● **AIM OF THE TASK**: Scan the material and copy every line in which "caption" appears.

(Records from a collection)
########
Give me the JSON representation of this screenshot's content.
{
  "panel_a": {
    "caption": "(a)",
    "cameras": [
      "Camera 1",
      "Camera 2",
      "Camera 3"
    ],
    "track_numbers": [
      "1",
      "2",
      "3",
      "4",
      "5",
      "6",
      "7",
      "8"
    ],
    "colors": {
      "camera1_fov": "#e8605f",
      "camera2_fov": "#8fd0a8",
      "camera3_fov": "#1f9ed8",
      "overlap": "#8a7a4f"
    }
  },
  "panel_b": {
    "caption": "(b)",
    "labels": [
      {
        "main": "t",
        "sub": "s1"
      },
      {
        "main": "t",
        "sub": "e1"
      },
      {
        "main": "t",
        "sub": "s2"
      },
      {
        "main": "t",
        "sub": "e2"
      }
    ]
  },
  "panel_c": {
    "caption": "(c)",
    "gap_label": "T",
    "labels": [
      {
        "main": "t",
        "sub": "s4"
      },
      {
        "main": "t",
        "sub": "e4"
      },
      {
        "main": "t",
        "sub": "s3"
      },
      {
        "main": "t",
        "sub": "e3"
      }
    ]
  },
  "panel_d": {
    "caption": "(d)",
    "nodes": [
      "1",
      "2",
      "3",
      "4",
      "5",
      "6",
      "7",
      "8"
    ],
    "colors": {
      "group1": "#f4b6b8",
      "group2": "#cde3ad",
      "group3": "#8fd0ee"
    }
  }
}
########
● **TASK SOLUTION**:
    "caption": "(a)",
    "caption": "(b)",
    "caption": "(c)",
    "caption": "(d)",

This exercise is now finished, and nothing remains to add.